PROBLEM TO WORK ON — Every line of the material is to be repeated exactly as it stands.
◇ ◇ ◇ ◇ ◇
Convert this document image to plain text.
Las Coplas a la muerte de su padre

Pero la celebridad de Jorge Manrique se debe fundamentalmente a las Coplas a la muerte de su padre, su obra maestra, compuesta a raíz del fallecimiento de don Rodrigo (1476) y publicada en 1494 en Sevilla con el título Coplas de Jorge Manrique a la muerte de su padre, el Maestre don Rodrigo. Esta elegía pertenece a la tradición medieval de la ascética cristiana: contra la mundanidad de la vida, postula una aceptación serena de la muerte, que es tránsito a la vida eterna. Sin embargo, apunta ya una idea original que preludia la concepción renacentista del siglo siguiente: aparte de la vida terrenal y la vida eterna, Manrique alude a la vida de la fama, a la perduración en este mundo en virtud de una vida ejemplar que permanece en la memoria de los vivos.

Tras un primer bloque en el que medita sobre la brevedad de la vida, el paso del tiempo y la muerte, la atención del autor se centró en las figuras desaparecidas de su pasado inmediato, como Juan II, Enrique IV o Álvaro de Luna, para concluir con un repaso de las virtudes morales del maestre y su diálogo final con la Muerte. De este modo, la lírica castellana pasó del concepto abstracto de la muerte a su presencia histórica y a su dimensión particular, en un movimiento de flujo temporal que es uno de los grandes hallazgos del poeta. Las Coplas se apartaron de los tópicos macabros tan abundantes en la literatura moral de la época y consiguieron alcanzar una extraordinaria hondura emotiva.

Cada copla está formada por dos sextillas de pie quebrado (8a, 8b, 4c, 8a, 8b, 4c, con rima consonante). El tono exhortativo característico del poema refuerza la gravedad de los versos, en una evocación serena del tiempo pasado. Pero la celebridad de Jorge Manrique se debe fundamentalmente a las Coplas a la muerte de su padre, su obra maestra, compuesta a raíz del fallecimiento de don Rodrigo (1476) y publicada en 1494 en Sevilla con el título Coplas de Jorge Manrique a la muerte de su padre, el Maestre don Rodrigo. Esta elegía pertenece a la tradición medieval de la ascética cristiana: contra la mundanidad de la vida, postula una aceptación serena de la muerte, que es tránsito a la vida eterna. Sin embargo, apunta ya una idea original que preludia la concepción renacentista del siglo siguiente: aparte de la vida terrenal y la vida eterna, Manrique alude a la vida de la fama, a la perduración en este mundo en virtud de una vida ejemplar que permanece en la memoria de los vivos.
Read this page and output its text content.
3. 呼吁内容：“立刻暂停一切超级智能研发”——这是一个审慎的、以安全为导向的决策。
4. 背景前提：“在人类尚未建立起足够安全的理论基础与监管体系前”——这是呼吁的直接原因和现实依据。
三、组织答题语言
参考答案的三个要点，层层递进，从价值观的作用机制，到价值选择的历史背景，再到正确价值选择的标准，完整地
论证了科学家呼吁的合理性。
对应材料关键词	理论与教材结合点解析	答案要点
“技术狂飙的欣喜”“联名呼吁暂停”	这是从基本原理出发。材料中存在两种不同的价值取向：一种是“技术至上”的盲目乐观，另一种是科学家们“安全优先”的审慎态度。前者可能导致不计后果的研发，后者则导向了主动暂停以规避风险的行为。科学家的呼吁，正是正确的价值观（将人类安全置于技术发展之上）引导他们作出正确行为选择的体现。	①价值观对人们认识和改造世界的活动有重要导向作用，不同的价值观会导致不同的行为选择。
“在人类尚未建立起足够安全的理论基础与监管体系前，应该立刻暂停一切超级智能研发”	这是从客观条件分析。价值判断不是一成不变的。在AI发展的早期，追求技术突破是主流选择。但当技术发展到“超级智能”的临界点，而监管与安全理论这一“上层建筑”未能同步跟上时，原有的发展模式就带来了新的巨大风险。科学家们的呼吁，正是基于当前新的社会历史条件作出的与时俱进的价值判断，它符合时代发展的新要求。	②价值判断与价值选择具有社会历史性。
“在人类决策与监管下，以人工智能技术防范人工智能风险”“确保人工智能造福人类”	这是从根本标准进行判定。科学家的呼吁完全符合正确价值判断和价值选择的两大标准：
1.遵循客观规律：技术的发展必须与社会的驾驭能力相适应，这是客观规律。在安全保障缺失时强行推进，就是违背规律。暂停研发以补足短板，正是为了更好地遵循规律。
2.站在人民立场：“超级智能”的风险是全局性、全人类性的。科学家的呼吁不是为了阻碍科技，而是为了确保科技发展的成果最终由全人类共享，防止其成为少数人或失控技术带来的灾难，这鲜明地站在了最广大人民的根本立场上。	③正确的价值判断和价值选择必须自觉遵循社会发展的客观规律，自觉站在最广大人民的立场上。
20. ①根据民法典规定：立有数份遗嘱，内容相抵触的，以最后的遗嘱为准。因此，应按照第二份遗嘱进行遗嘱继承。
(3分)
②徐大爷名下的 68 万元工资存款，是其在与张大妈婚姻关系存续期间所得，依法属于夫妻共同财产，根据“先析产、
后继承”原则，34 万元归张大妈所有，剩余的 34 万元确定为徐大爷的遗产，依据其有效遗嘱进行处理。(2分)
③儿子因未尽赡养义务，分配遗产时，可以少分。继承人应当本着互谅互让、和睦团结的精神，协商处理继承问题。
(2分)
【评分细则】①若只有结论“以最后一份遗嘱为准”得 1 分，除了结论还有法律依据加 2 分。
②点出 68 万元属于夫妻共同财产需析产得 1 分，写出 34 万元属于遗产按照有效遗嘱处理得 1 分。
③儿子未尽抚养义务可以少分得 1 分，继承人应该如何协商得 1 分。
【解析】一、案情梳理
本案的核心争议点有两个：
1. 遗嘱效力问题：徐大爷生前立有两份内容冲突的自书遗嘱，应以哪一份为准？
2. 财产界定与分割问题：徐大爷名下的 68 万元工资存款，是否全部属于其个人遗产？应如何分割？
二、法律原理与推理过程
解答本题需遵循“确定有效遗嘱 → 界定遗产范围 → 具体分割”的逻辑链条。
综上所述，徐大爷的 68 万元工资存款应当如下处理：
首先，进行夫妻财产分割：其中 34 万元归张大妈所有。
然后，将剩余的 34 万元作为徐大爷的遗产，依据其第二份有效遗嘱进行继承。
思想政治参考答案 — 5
◇ ◇ ◇ ◇ ◇
RESULT BELOW —
Convert this document image to plain text.
Las Coplas a la muerte de su padre

Pero la celebridad de Jorge Manrique se debe fundamentalmente a las Coplas a la muerte de su padre, su obra maestra, compuesta a raíz del fallecimiento de don Rodrigo (1476) y publicada en 1494 en Sevilla con el título Coplas de Jorge Manrique a la muerte de su padre, el Maestre don Rodrigo. Esta elegía pertenece a la tradición medieval de la ascética cristiana: contra la mundanidad de la vida, postula una aceptación serena de la muerte, que es tránsito a la vida eterna. Sin embargo, apunta ya una idea original que preludia la concepción renacentista del siglo siguiente: aparte de la vida terrenal y la vida eterna, Manrique alude a la vida de la fama, a la perduración en este mundo en virtud de una vida ejemplar que permanece en la memoria de los vivos.

Tras un primer bloque en el que medita sobre la brevedad de la vida, el paso del tiempo y la muerte, la atención del autor se centró en las figuras desaparecidas de su pasado inmediato, como Juan II, Enrique IV o Álvaro de Luna, para concluir con un repaso de las virtudes morales del maestre y su diálogo final con la Muerte. De este modo, la lírica castellana pasó del concepto abstracto de la muerte a su presencia histórica y a su dimensión particular, en un movimiento de flujo temporal que es uno de los grandes hallazgos del poeta. Las Coplas se apartaron de los tópicos macabros tan abundantes en la literatura moral de la época y consiguieron alcanzar una extraordinaria hondura emotiva.

Cada copla está formada por dos sextillas de pie quebrado (8a, 8b, 4c, 8a, 8b, 4c, con rima consonante). El tono exhortativo característico del poema refuerza la gravedad de los versos, en una evocación serena del tiempo pasado. Pero la celebridad de Jorge Manrique se debe fundamentalmente a las Coplas a la muerte de su padre, su obra maestra, compuesta a raíz del fallecimiento de don Rodrigo (1476) y publicada en 1494 en Sevilla con el título Coplas de Jorge Manrique a la muerte de su padre, el Maestre don Rodrigo. Esta elegía pertenece a la tradición medieval de la ascética cristiana: contra la mundanidad de la vida, postula una aceptación serena de la muerte, que es tránsito a la vida eterna. Sin embargo, apunta ya una idea original que preludia la concepción renacentista del siglo siguiente: aparte de la vida terrenal y la vida eterna, Manrique alude a la vida de la fama, a la perduración en este mundo en virtud de una vida ejemplar que permanece en la memoria de los vivos.
Read this page and output its text content.
3. 呼吁内容：“立刻暂停一切超级智能研发”——这是一个审慎的、以安全为导向的决策。
4. 背景前提：“在人类尚未建立起足够安全的理论基础与监管体系前”——这是呼吁的直接原因和现实依据。
三、组织答题语言
参考答案的三个要点，层层递进，从价值观的作用机制，到价值选择的历史背景，再到正确价值选择的标准，完整地
论证了科学家呼吁的合理性。
对应材料关键词	理论与教材结合点解析	答案要点
“技术狂飙的欣喜”“联名呼吁暂停”	这是从基本原理出发。材料中存在两种不同的价值取向：一种是“技术至上”的盲目乐观，另一种是科学家们“安全优先”的审慎态度。前者可能导致不计后果的研发，后者则导向了主动暂停以规避风险的行为。科学家的呼吁，正是正确的价值观（将人类安全置于技术发展之上）引导他们作出正确行为选择的体现。	①价值观对人们认识和改造世界的活动有重要导向作用，不同的价值观会导致不同的行为选择。
“在人类尚未建立起足够安全的理论基础与监管体系前，应该立刻暂停一切超级智能研发”	这是从客观条件分析。价值判断不是一成不变的。在AI发展的早期，追求技术突破是主流选择。但当技术发展到“超级智能”的临界点，而监管与安全理论这一“上层建筑”未能同步跟上时，原有的发展模式就带来了新的巨大风险。科学家们的呼吁，正是基于当前新的社会历史条件作出的与时俱进的价值判断，它符合时代发展的新要求。	②价值判断与价值选择具有社会历史性。
“在人类决策与监管下，以人工智能技术防范人工智能风险”“确保人工智能造福人类”	这是从根本标准进行判定。科学家的呼吁完全符合正确价值判断和价值选择的两大标准：
1.遵循客观规律：技术的发展必须与社会的驾驭能力相适应，这是客观规律。在安全保障缺失时强行推进，就是违背规律。暂停研发以补足短板，正是为了更好地遵循规律。
2.站在人民立场：“超级智能”的风险是全局性、全人类性的。科学家的呼吁不是为了阻碍科技，而是为了确保科技发展的成果最终由全人类共享，防止其成为少数人或失控技术带来的灾难，这鲜明地站在了最广大人民的根本立场上。	③正确的价值判断和价值选择必须自觉遵循社会发展的客观规律，自觉站在最广大人民的立场上。
20. ①根据民法典规定：立有数份遗嘱，内容相抵触的，以最后的遗嘱为准。因此，应按照第二份遗嘱进行遗嘱继承。
(3分)
②徐大爷名下的 68 万元工资存款，是其在与张大妈婚姻关系存续期间所得，依法属于夫妻共同财产，根据“先析产、
后继承”原则，34 万元归张大妈所有，剩余的 34 万元确定为徐大爷的遗产，依据其有效遗嘱进行处理。(2分)
③儿子因未尽赡养义务，分配遗产时，可以少分。继承人应当本着互谅互让、和睦团结的精神，协商处理继承问题。
(2分)
【评分细则】①若只有结论“以最后一份遗嘱为准”得 1 分，除了结论还有法律依据加 2 分。
②点出 68 万元属于夫妻共同财产需析产得 1 分，写出 34 万元属于遗产按照有效遗嘱处理得 1 分。
③儿子未尽抚养义务可以少分得 1 分，继承人应该如何协商得 1 分。
【解析】一、案情梳理
本案的核心争议点有两个：
1. 遗嘱效力问题：徐大爷生前立有两份内容冲突的自书遗嘱，应以哪一份为准？
2. 财产界定与分割问题：徐大爷名下的 68 万元工资存款，是否全部属于其个人遗产？应如何分割？
二、法律原理与推理过程
解答本题需遵循“确定有效遗嘱 → 界定遗产范围 → 具体分割”的逻辑链条。
综上所述，徐大爷的 68 万元工资存款应当如下处理：
首先，进行夫妻财产分割：其中 34 万元归张大妈所有。
然后，将剩余的 34 万元作为徐大爷的遗产，依据其第二份有效遗嘱进行继承。
思想政治参考答案 — 5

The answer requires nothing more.